Please repeat all of the lines that follow, exactly as written.

+-------+

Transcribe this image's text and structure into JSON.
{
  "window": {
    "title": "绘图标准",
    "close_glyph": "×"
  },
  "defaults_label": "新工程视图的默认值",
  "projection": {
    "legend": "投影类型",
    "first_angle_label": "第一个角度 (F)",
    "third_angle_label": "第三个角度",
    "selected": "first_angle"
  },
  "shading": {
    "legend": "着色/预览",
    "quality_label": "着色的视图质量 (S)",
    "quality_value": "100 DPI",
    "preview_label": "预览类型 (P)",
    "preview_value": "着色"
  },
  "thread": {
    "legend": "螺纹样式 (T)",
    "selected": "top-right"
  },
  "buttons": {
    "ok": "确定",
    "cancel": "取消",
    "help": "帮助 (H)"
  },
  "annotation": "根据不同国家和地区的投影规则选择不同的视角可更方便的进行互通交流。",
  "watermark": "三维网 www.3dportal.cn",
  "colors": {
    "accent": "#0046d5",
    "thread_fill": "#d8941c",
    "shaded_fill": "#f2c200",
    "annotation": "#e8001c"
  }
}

+-------+

■ Result of this task
Transcribe this image's text and structure into JSON.
{
  "window": {
    "title": "绘图标准",
    "close_glyph": "×"
  },
  "defaults_label": "新工程视图的默认值",
  "projection": {
    "legend": "投影类型",
    "first_angle_label": "第一个角度 (F)",
    "third_angle_label": "第三个角度",
    "selected": "first_angle"
  },
  "shading": {
    "legend": "着色/预览",
    "quality_label": "着色的视图质量 (S)",
    "quality_value": "100 DPI",
    "preview_label": "预览类型 (P)",
    "preview_value": "着色"
  },
  "thread": {
    "legend": "螺纹样式 (T)",
    "selected": "top-right"
  },
  "buttons": {
    "ok": "确定",
    "cancel": "取消",
    "help": "帮助 (H)"
  },
  "annotation": "根据不同国家和地区的投影规则选择不同的视角可更方便的进行互通交流。",
  "watermark": "三维网 www.3dportal.cn",
  "colors": {
    "accent": "#0046d5",
    "thread_fill": "#d8941c",
    "shaded_fill": "#f2c200",
    "annotation": "#e8001c"
  }
}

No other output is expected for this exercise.